SHORT TASK: Tally how many lines hold the string "Magistério". Your reply should be that number alone.
## start
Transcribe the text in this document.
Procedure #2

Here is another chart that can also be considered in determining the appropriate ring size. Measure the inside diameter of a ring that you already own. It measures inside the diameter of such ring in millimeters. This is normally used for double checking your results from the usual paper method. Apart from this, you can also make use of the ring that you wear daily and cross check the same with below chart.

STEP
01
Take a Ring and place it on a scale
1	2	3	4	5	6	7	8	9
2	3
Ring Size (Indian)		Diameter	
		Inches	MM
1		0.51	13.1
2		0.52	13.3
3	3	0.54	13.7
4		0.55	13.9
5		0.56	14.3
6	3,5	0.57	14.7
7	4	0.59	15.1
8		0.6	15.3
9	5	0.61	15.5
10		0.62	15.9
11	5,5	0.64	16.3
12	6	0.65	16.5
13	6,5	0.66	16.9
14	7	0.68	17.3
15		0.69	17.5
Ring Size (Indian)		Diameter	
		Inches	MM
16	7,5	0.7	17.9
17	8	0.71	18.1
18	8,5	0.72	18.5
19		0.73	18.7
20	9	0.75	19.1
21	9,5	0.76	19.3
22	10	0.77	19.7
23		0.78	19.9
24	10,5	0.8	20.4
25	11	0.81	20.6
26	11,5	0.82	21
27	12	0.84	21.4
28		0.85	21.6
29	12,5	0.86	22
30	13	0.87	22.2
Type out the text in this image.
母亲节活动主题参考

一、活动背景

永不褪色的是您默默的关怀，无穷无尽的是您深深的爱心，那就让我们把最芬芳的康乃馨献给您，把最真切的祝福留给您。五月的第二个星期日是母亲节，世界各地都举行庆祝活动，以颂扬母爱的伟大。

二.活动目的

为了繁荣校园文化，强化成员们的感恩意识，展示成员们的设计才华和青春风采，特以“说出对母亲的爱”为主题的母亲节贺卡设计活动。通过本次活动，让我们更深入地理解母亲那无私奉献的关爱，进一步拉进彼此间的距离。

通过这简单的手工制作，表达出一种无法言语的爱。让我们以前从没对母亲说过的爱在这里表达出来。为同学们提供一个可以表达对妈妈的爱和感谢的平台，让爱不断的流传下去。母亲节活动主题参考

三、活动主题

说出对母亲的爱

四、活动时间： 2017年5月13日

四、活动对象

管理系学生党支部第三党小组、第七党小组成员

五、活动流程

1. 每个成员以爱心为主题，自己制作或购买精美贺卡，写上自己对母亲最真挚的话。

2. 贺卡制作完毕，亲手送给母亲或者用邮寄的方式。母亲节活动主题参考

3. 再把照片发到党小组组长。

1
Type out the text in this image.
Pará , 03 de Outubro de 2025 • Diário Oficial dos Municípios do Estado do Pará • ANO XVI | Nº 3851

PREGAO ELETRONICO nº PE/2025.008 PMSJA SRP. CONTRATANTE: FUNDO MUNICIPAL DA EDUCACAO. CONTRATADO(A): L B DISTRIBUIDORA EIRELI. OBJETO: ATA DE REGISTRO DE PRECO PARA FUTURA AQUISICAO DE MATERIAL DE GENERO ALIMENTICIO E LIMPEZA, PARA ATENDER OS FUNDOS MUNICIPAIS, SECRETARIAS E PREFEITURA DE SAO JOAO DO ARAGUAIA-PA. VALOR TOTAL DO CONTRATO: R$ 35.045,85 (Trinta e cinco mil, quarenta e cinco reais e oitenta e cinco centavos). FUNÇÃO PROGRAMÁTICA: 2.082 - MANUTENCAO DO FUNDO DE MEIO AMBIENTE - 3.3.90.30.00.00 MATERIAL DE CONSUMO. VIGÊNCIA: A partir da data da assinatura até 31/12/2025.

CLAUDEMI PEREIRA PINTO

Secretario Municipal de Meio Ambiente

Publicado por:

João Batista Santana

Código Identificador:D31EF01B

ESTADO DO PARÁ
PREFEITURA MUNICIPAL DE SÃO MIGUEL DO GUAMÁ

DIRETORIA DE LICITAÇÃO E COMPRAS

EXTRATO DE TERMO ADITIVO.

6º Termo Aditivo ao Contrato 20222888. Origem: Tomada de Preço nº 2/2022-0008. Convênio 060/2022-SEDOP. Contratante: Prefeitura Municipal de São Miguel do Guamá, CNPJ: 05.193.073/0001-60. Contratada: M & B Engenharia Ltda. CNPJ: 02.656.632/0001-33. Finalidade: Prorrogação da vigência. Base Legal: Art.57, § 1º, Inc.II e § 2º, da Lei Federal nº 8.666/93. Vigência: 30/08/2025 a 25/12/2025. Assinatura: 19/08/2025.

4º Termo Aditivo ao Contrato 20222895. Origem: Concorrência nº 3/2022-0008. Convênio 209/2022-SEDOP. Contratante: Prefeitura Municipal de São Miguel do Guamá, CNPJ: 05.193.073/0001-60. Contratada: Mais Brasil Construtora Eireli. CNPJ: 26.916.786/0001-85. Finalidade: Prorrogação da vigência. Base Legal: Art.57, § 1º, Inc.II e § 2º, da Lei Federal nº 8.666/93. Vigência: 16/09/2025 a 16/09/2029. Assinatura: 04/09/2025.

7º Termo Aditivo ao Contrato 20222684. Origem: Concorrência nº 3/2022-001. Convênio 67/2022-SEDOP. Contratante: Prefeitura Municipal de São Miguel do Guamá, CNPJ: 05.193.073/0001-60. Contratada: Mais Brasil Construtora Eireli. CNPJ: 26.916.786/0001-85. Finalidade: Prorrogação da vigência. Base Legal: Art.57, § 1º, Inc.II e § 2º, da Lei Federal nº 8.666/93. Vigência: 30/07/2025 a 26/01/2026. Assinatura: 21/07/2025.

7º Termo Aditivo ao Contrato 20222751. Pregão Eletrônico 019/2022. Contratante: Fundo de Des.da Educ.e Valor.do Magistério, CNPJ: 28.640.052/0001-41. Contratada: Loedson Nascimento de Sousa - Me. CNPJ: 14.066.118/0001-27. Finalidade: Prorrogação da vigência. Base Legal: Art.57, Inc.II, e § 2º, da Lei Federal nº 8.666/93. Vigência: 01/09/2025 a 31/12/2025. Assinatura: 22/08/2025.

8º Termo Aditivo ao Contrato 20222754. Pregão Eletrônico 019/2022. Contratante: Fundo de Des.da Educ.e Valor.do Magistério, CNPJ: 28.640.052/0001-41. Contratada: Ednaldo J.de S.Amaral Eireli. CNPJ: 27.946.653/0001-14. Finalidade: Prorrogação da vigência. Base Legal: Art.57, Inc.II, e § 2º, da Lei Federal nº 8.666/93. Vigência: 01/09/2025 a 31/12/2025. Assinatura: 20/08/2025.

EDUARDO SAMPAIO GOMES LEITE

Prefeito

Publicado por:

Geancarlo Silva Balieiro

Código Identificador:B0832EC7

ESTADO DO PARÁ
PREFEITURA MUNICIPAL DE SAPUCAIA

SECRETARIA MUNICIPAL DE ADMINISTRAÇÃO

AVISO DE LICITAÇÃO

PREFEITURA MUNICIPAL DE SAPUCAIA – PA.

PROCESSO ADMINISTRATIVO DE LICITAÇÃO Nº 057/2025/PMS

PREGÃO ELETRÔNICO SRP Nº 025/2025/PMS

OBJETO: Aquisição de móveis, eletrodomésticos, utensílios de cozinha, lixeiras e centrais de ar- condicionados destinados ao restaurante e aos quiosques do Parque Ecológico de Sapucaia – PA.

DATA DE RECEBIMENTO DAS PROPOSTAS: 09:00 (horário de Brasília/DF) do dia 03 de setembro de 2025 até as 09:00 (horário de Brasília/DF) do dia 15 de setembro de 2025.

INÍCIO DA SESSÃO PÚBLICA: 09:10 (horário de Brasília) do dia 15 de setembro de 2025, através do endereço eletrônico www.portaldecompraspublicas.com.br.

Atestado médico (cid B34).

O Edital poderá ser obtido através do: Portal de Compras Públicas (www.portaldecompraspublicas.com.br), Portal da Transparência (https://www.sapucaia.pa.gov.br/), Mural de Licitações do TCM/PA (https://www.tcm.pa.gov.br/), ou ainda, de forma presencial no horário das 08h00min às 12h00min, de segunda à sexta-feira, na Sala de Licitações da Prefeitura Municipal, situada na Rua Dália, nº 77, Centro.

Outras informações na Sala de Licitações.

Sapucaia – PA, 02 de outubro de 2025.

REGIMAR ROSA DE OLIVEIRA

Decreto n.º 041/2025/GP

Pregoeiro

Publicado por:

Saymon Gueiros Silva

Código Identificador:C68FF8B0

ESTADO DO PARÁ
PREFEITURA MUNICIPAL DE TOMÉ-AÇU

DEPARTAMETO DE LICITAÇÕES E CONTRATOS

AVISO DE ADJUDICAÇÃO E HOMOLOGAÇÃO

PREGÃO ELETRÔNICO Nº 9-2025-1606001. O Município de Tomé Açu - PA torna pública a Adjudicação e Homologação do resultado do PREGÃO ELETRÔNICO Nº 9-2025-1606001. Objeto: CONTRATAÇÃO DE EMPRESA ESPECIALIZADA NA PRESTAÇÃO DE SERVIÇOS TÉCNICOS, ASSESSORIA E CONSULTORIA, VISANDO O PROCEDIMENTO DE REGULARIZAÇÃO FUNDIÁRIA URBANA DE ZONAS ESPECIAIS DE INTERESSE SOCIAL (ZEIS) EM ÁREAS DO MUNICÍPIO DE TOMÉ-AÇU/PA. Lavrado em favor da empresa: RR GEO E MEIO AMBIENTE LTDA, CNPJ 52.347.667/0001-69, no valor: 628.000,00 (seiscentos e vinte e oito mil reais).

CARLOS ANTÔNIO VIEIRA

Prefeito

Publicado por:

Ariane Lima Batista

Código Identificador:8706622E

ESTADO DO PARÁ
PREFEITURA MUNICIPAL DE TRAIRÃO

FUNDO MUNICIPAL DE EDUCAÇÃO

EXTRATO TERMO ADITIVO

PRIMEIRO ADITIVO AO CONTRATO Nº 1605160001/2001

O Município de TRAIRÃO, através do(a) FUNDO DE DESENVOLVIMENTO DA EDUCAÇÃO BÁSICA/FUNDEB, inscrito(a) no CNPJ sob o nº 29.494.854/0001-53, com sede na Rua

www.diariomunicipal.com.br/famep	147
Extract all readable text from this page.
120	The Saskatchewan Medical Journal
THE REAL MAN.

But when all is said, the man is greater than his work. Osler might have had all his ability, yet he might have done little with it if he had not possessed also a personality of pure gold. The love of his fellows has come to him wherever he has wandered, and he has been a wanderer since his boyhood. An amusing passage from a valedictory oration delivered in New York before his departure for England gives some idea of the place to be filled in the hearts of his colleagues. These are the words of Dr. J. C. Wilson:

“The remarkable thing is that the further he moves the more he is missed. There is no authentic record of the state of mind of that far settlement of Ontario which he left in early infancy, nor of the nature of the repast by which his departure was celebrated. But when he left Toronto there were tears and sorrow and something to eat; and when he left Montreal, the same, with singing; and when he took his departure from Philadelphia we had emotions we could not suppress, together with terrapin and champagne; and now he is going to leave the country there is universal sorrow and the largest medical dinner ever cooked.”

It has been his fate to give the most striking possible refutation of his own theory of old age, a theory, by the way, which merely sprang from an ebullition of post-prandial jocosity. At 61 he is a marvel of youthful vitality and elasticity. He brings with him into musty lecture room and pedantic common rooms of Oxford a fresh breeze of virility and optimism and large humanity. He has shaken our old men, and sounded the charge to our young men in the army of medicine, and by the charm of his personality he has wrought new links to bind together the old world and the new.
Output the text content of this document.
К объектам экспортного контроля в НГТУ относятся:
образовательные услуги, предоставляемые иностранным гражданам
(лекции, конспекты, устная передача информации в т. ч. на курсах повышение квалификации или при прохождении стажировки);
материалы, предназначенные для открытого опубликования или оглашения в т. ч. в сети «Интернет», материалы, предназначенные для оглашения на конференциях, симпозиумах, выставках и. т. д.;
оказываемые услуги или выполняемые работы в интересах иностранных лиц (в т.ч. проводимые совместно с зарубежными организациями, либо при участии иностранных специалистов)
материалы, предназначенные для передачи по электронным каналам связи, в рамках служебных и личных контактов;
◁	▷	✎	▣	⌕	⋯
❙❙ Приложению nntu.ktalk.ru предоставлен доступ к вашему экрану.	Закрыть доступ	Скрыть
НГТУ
## end
SOLVED EXERCISE: 2